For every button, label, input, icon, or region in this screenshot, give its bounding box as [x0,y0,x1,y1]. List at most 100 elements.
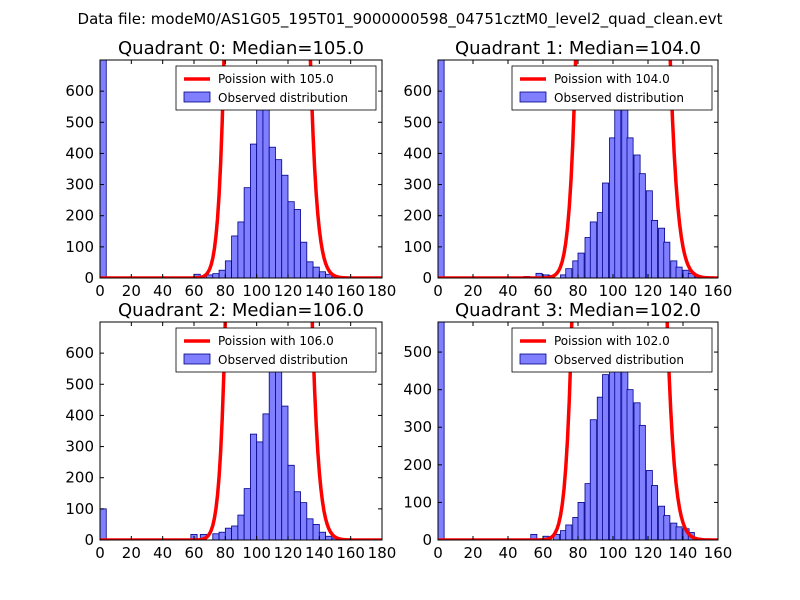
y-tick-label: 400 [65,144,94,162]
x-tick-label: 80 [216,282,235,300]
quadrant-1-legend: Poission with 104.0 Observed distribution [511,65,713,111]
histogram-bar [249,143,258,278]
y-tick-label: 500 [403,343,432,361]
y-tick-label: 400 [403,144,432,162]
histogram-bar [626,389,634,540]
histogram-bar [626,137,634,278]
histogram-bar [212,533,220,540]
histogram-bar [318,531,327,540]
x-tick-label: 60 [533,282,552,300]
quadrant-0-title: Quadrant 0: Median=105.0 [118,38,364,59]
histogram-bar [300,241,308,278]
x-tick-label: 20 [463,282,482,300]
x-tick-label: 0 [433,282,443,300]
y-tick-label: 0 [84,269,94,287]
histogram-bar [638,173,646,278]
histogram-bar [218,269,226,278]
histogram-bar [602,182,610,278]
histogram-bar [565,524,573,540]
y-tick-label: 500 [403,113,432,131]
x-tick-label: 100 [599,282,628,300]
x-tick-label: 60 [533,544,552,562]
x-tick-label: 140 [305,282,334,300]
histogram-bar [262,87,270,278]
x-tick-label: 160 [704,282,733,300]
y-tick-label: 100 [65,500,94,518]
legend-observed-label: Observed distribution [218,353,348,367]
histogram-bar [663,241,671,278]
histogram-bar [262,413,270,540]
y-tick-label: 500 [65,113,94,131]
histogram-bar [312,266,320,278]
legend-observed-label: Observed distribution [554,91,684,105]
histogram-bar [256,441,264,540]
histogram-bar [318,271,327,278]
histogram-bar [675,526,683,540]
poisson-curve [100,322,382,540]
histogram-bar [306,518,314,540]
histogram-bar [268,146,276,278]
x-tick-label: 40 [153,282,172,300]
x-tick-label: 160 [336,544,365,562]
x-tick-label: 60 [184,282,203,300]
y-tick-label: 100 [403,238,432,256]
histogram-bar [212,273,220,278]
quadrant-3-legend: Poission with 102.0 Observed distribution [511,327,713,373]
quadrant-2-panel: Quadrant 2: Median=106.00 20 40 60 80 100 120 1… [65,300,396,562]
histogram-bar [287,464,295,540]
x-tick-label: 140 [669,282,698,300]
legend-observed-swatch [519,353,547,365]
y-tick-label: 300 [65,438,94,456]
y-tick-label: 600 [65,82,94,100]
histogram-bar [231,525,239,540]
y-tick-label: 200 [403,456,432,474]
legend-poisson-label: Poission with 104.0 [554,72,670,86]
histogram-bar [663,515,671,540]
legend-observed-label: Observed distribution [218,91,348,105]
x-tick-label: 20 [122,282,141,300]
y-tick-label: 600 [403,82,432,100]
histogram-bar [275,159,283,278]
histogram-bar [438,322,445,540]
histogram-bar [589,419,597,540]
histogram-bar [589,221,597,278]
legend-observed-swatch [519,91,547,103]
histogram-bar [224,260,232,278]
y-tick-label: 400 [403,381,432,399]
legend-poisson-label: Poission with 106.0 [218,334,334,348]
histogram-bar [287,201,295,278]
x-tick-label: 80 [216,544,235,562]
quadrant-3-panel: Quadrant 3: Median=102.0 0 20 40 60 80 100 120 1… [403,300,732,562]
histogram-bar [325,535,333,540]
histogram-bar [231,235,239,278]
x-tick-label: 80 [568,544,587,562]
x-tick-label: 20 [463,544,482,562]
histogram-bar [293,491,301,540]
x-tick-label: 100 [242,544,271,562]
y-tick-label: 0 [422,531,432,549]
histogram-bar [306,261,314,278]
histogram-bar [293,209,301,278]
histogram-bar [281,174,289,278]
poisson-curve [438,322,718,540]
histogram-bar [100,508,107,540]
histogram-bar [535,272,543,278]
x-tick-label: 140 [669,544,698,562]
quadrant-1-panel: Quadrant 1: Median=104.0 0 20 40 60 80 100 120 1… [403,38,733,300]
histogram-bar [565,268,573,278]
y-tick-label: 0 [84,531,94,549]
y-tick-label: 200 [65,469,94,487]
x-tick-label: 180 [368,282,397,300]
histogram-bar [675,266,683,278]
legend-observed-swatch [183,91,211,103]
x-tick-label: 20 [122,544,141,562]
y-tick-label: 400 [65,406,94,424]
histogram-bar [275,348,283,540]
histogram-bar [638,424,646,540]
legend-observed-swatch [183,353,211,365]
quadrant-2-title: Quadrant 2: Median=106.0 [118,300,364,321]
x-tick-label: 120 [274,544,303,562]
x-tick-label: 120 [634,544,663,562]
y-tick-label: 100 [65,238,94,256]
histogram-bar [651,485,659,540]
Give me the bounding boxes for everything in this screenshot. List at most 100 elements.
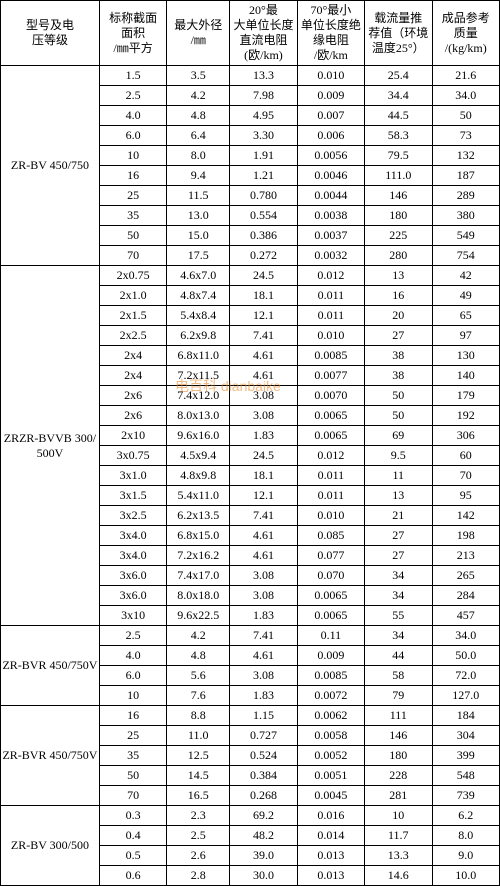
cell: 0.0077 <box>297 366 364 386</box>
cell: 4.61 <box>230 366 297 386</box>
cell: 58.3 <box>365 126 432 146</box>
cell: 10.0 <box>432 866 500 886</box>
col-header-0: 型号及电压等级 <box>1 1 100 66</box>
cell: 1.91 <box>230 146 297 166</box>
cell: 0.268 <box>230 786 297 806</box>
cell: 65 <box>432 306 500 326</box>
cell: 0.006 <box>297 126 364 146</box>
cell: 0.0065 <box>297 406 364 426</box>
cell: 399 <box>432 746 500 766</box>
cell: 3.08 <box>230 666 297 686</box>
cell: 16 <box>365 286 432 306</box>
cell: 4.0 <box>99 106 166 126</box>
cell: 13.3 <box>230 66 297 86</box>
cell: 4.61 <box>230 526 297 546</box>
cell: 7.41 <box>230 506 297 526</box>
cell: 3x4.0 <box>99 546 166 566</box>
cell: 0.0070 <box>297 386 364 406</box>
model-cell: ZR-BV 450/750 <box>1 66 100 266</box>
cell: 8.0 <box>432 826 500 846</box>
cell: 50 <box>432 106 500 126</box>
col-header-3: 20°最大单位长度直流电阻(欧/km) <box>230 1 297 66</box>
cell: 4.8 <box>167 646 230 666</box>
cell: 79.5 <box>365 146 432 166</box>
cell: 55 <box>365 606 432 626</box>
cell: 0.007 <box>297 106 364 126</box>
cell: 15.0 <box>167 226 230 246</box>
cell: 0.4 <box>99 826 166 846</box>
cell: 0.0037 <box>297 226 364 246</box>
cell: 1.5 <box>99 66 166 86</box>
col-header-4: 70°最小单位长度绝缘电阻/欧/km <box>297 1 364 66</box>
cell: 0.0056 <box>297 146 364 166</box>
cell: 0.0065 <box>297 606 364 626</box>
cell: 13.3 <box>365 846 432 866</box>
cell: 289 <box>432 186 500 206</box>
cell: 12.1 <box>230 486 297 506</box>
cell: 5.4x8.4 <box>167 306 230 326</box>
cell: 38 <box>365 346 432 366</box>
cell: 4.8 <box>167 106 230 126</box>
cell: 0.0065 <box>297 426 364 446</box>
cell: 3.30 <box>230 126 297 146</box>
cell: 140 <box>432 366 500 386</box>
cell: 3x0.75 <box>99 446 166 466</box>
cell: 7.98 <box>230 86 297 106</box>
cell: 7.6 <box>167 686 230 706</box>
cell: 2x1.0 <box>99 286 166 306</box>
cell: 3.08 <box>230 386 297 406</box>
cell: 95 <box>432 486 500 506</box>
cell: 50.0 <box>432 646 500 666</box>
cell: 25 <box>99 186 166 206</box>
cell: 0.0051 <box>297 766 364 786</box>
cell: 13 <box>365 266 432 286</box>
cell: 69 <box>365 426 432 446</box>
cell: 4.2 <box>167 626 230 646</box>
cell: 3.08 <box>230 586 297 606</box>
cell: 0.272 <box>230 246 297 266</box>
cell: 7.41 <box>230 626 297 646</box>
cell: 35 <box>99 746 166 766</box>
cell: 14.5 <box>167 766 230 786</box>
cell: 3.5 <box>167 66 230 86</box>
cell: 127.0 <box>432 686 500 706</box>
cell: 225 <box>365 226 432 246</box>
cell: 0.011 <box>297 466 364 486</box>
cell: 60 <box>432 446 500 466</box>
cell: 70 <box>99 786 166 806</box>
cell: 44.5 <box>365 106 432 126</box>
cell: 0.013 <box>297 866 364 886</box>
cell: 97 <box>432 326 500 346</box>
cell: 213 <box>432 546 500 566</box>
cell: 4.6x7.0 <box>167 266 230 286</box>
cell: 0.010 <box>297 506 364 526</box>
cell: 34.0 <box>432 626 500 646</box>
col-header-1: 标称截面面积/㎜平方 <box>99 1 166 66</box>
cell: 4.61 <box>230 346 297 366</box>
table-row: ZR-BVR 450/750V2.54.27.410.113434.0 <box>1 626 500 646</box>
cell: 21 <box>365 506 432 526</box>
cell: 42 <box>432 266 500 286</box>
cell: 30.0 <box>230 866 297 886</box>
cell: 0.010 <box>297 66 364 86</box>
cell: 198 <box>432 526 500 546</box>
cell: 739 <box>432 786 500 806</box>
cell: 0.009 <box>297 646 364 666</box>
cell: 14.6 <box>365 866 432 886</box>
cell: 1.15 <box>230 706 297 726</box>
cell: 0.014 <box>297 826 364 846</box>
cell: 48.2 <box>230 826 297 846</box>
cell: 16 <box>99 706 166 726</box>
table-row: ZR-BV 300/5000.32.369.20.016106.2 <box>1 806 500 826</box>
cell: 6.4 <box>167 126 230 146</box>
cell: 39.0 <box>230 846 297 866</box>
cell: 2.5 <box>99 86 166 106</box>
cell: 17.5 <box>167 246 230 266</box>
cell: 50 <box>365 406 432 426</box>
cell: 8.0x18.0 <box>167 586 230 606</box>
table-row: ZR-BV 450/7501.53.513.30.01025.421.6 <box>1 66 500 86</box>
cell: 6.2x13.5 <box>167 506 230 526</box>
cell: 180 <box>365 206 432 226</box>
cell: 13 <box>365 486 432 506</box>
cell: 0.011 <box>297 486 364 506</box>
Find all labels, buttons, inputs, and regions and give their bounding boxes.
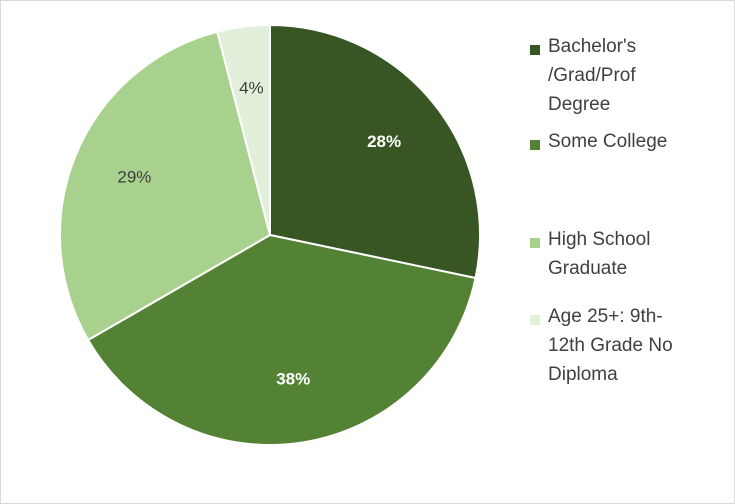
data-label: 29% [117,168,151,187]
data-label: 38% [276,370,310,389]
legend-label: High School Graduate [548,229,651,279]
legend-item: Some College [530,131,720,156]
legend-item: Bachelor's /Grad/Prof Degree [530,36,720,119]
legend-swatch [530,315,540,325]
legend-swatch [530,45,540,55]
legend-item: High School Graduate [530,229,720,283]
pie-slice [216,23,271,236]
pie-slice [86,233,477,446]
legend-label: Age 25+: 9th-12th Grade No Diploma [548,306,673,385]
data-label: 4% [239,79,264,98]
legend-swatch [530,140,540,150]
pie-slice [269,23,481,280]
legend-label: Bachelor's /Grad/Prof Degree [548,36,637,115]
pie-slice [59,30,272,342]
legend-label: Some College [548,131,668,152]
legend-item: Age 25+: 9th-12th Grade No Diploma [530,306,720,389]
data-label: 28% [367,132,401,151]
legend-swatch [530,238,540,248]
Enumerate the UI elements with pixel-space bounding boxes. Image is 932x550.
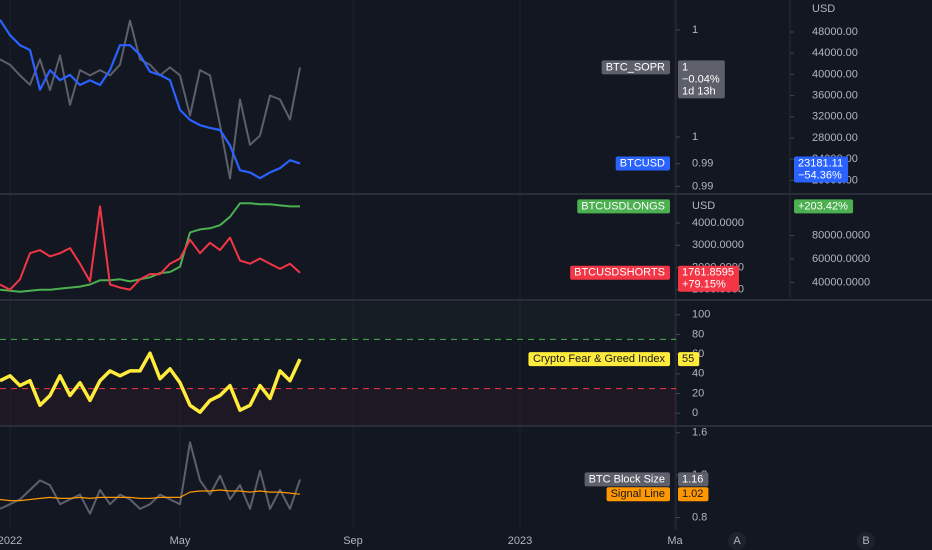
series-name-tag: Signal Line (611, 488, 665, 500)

* _Set exercise_
Retype the lines of data from the line with "data-label: 29% [117,168,151,187]" up to and including the line with "pie-slice [86,233,477,446]".

* _Task response_
data-label: 29% [117,168,151,187]
data-label: 38% [276,370,310,389]
legend-label: High School Graduate [548,229,651,279]
legend-item: Some College [530,131,720,156]
legend-item: Bachelor's /Grad/Prof Degree [530,36,720,119]
legend-swatch [530,315,540,325]
legend-swatch [530,45,540,55]
legend-item: High School Graduate [530,229,720,283]
pie-slice [216,23,271,236]
pie-slice [86,233,477,446]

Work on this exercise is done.